▶ Required work: Copy every line of the listing that holds the string "JSON".

▶ Listed records:

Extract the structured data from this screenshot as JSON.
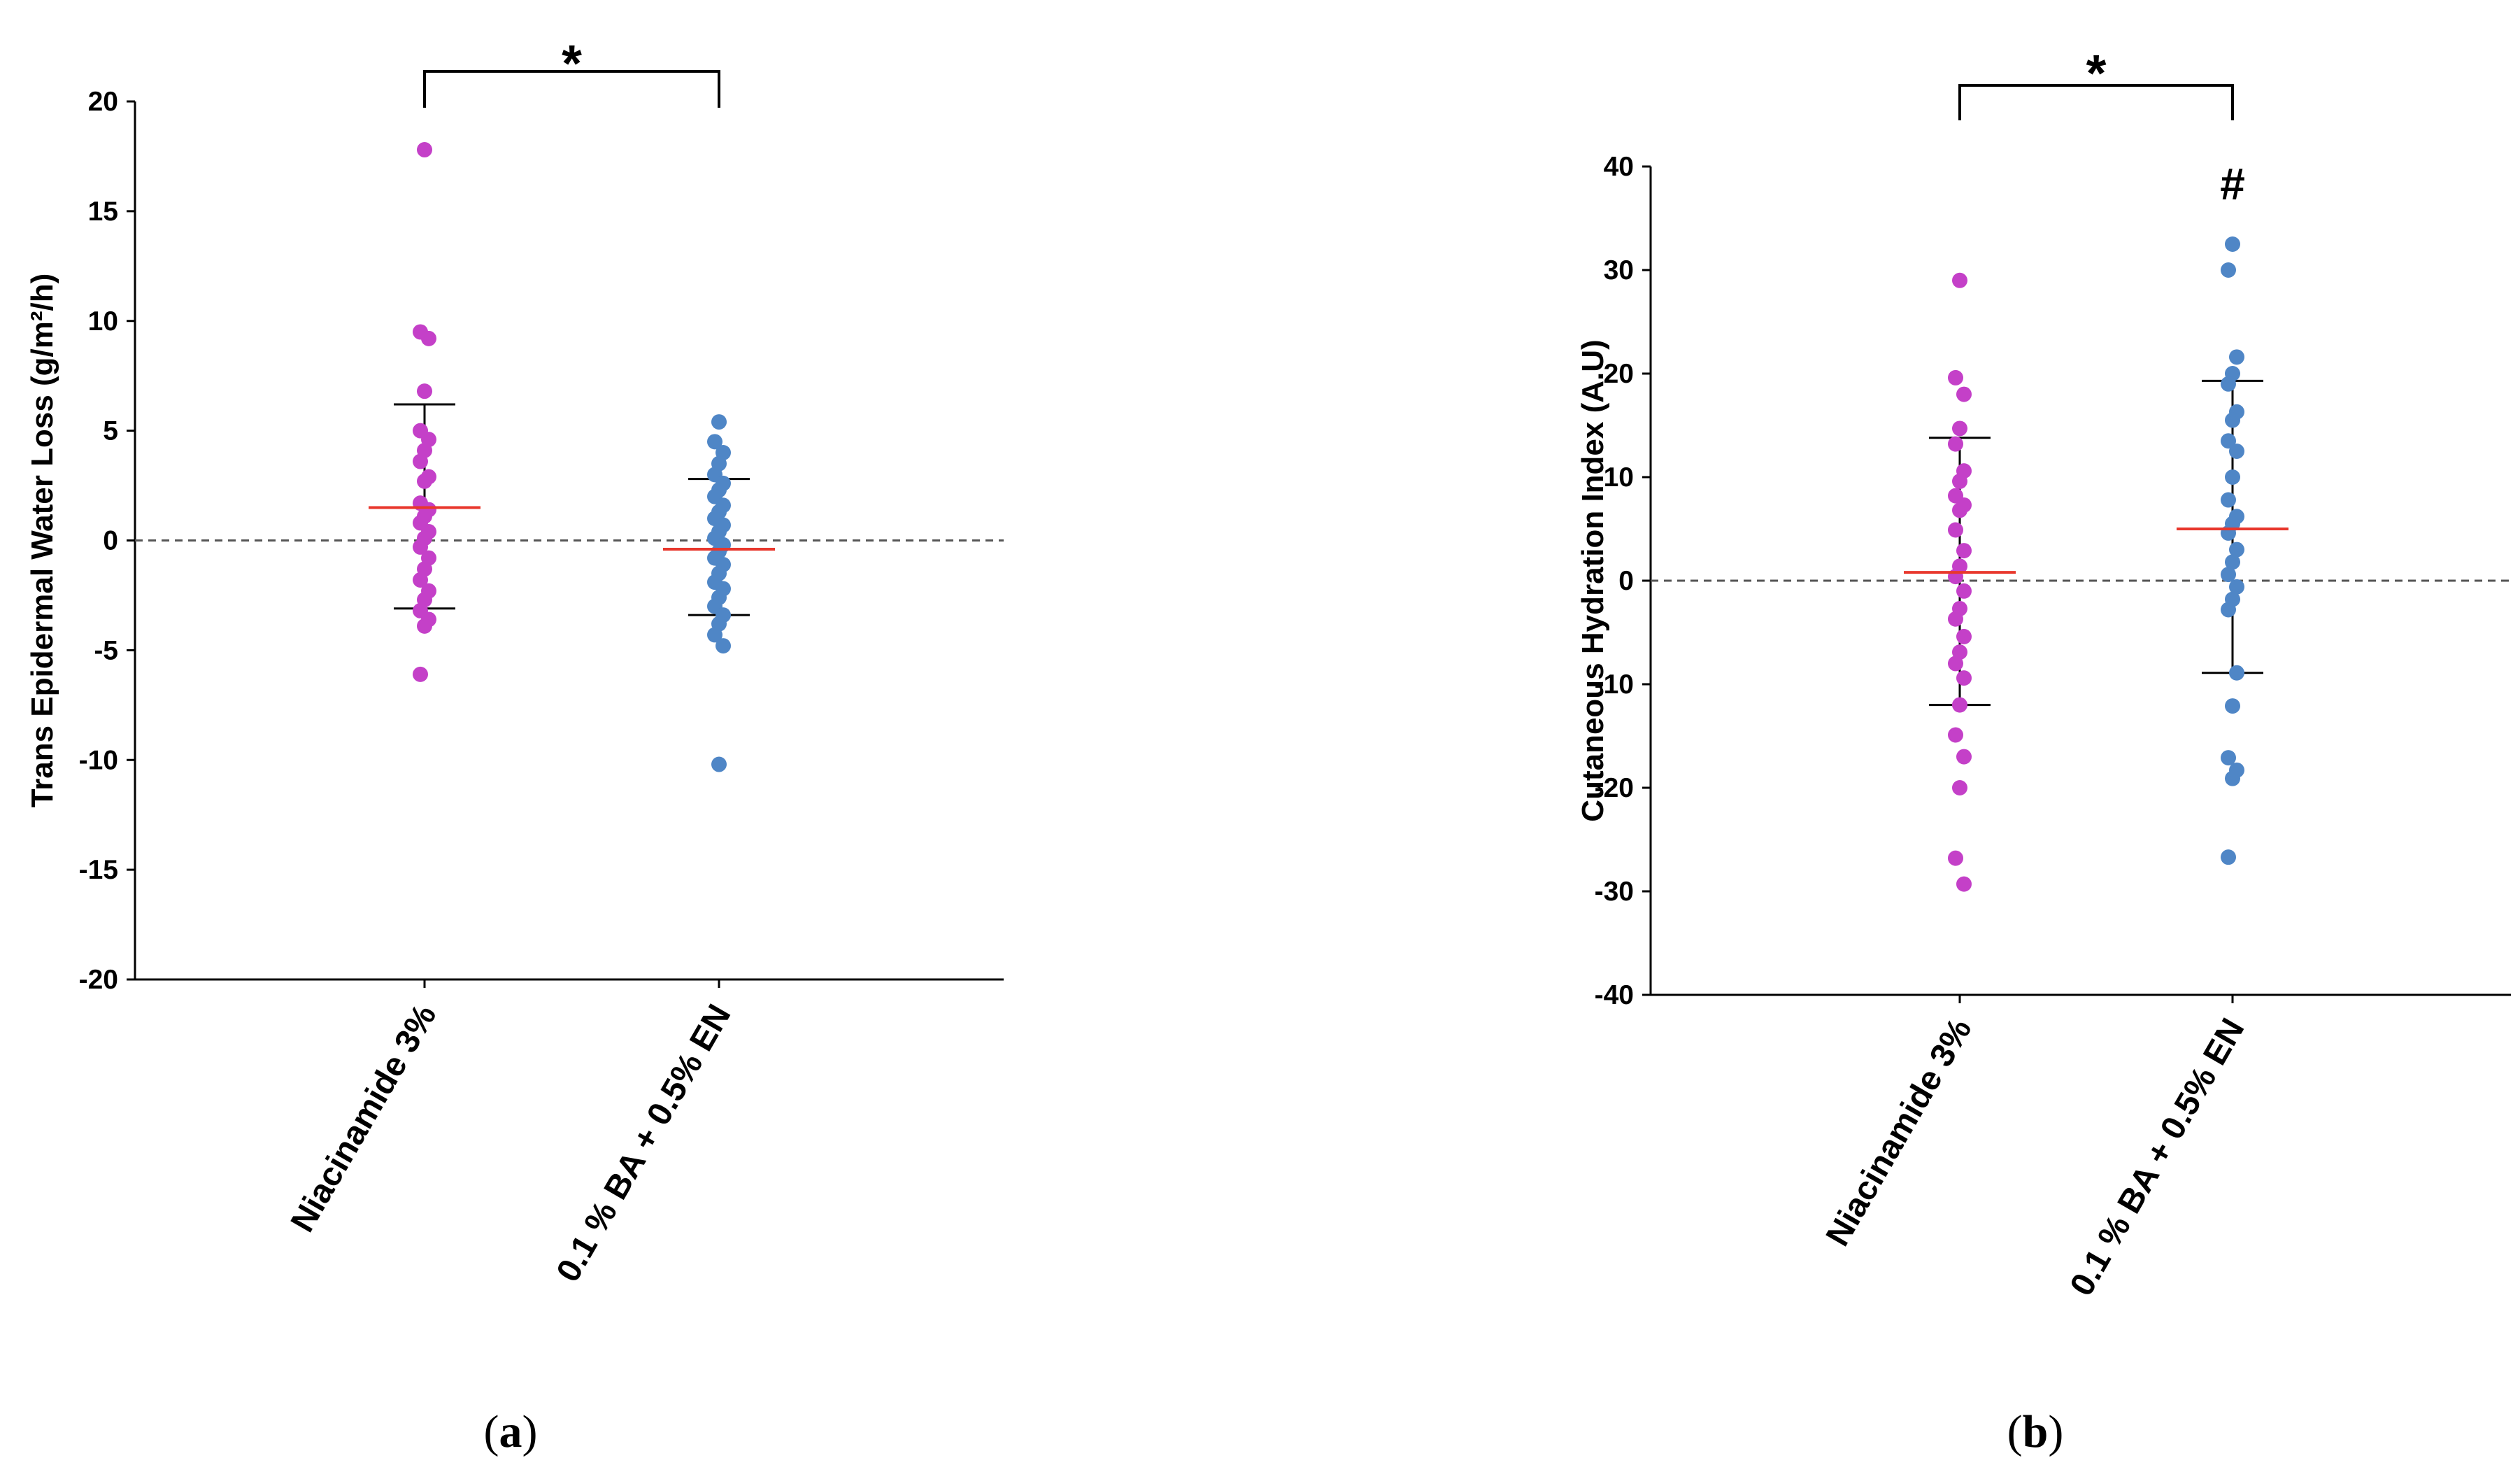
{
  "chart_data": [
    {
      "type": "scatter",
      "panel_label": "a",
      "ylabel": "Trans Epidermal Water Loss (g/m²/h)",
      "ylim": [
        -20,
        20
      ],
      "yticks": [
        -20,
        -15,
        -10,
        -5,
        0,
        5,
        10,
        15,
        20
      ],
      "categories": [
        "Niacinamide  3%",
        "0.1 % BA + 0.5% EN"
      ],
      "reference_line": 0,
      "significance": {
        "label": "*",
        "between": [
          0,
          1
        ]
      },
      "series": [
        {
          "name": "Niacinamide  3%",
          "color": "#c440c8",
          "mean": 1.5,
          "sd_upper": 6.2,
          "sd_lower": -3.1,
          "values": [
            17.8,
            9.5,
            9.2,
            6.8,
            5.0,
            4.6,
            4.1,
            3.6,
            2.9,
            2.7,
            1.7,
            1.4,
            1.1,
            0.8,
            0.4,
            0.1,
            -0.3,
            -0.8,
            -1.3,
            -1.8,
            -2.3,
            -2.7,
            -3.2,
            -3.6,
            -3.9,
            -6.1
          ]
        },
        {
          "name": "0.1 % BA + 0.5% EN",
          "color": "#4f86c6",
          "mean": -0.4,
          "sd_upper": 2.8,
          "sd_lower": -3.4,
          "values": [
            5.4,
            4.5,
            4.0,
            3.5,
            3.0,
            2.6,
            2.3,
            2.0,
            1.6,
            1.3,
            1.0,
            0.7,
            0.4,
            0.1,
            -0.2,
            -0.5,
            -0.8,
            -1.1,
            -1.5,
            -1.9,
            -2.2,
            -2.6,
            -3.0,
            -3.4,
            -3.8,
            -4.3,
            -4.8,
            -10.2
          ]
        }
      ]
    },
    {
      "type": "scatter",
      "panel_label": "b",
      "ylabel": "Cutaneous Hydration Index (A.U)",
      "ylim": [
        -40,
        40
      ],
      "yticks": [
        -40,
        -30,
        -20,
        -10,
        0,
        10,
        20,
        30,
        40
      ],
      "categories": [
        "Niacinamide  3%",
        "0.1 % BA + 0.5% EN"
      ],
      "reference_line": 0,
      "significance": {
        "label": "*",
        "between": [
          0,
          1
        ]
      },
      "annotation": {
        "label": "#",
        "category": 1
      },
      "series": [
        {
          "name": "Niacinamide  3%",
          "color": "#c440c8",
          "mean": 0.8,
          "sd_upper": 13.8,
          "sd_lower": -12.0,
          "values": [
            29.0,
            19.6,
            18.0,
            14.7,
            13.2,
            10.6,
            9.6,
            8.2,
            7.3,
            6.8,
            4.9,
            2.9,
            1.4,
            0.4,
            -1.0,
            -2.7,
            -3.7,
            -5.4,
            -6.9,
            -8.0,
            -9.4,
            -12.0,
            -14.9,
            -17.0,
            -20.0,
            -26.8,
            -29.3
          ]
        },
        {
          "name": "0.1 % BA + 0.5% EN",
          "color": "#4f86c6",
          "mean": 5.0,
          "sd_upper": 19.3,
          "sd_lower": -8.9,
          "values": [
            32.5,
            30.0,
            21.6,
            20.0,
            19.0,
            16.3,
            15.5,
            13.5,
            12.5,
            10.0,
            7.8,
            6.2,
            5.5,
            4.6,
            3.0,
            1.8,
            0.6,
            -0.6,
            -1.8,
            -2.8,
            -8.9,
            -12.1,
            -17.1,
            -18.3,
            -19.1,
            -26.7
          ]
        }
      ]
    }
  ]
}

...

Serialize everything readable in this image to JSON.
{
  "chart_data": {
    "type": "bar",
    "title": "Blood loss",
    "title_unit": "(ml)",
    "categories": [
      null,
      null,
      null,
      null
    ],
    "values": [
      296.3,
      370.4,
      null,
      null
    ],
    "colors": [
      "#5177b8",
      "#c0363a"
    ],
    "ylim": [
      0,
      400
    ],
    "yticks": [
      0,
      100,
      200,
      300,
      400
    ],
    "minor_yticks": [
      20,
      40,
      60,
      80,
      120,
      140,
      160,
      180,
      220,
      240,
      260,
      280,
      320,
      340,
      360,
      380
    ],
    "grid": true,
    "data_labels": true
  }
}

▶ Problem solution:
Extract the structured data from this screenshot as JSON.
Serialize everything readable in this image to JSON.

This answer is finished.